Collected data:
────

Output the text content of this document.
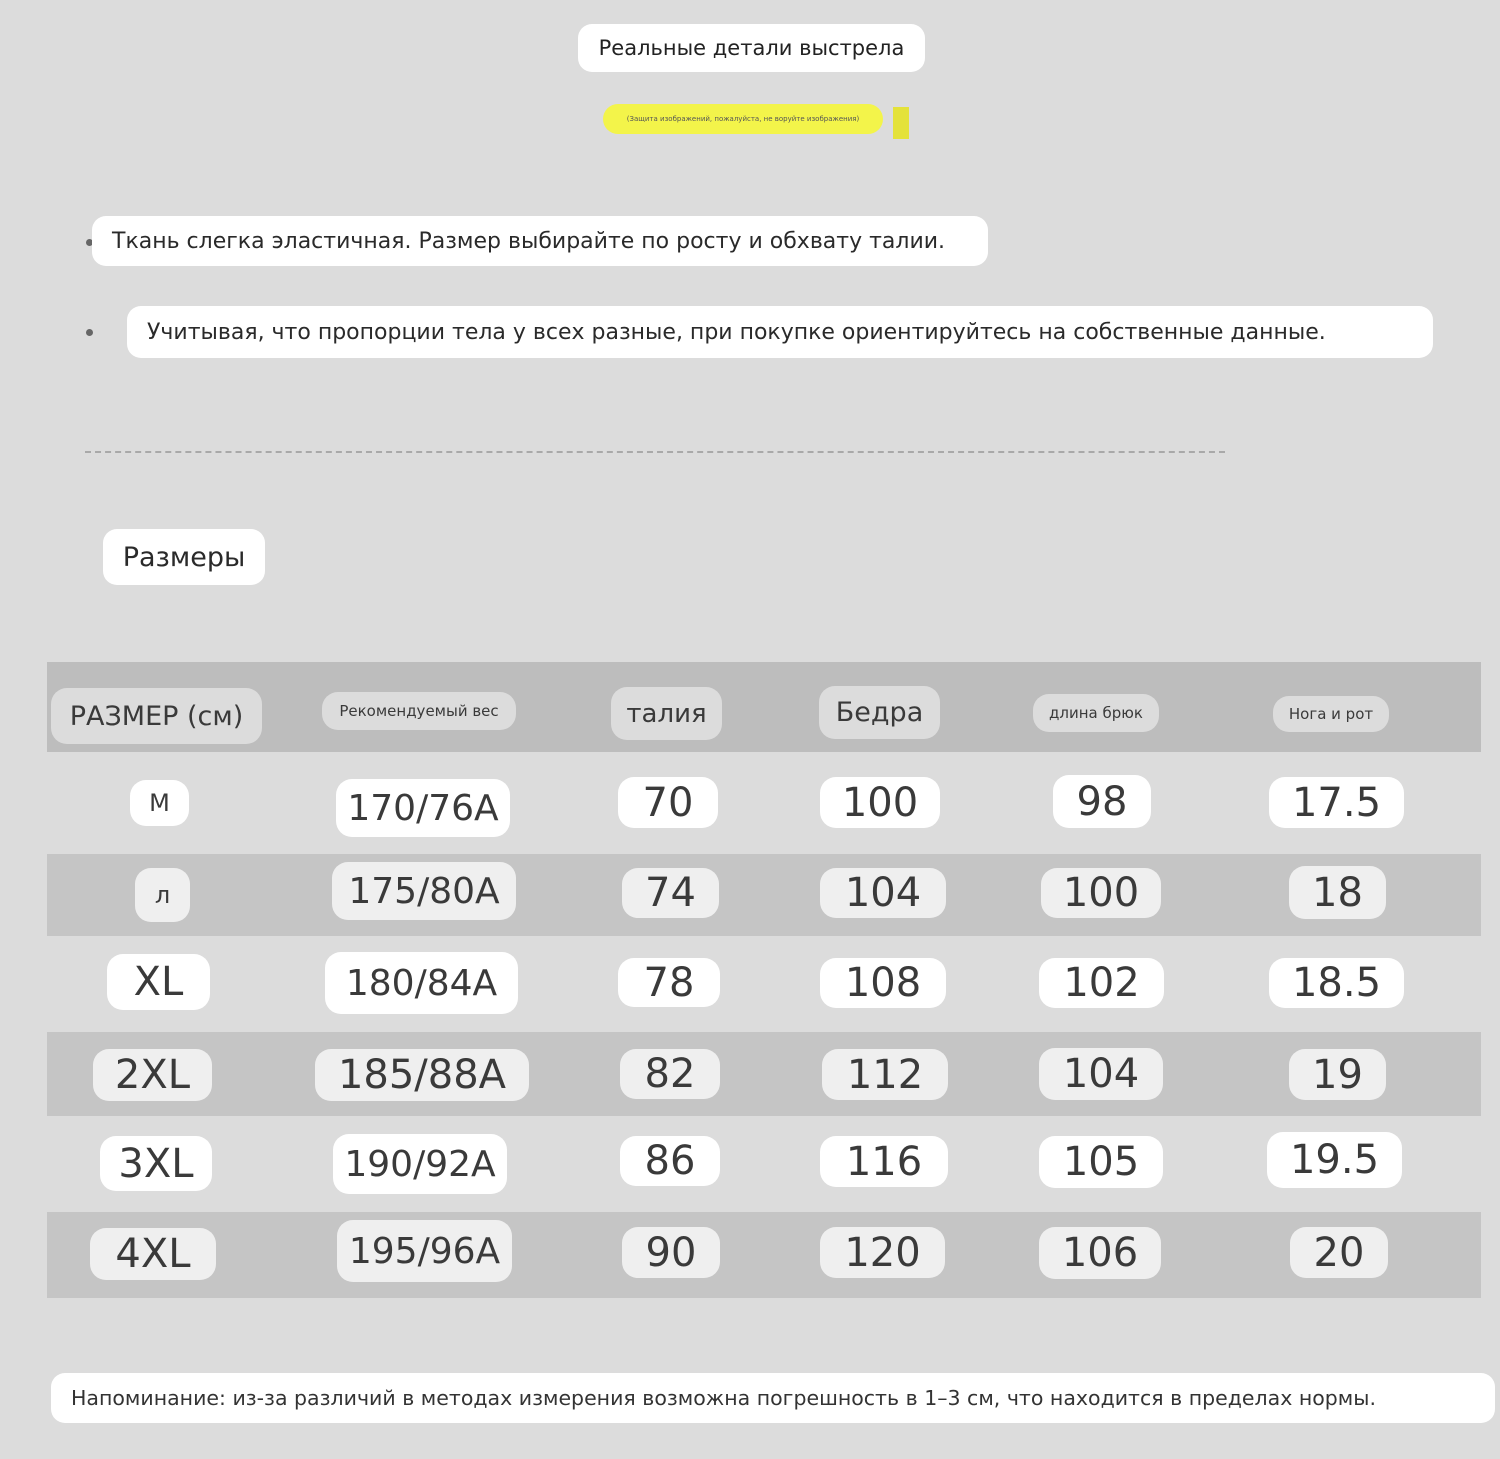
Реальные детали выстрела
(Защита изображений, пожалуйста, не воруйте изображения)
Ткань слегка эластичная. Размер выбирайте по росту и обхвату талии.
Учитывая, что пропорции тела у всех разные, при покупке ориентируйтесь на собственные данные.
Размеры
РАЗМЕР (см)	Рекомендуемый вес	талия	Бедра	длина брюк	Нога и рот
M	170/76A	70	100	98	17.5
л	175/80A	74	104	100	18
XL	180/84A	78	108	102	18.5
2XL	185/88A	82	112	104	19
3XL	190/92A	86	116	105	19.5
4XL	195/96A	90	120	106	20
Напоминание: из-за различий в методах измерения возможна погрешность в 1–3 см, что находится в пределах нормы.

────

◆ **What to do**: Skip every picture and transcribe the data above exactly.

◆ **Solution to this problem**:
Output the text content of this document.
Реальные детали выстрела
(Защита изображений, пожалуйста, не воруйте изображения)
Ткань слегка эластичная. Размер выбирайте по росту и обхвату талии.
Учитывая, что пропорции тела у всех разные, при покупке ориентируйтесь на собственные данные.
Размеры
РАЗМЕР (см)	Рекомендуемый вес	талия	Бедра	длина брюк	Нога и рот
M	170/76A	70	100	98	17.5
л	175/80A	74	104	100	18
XL	180/84A	78	108	102	18.5
2XL	185/88A	82	112	104	19
3XL	190/92A	86	116	105	19.5
4XL	195/96A	90	120	106	20
Напоминание: из-за различий в методах измерения возможна погрешность в 1–3 см, что находится в пределах нормы.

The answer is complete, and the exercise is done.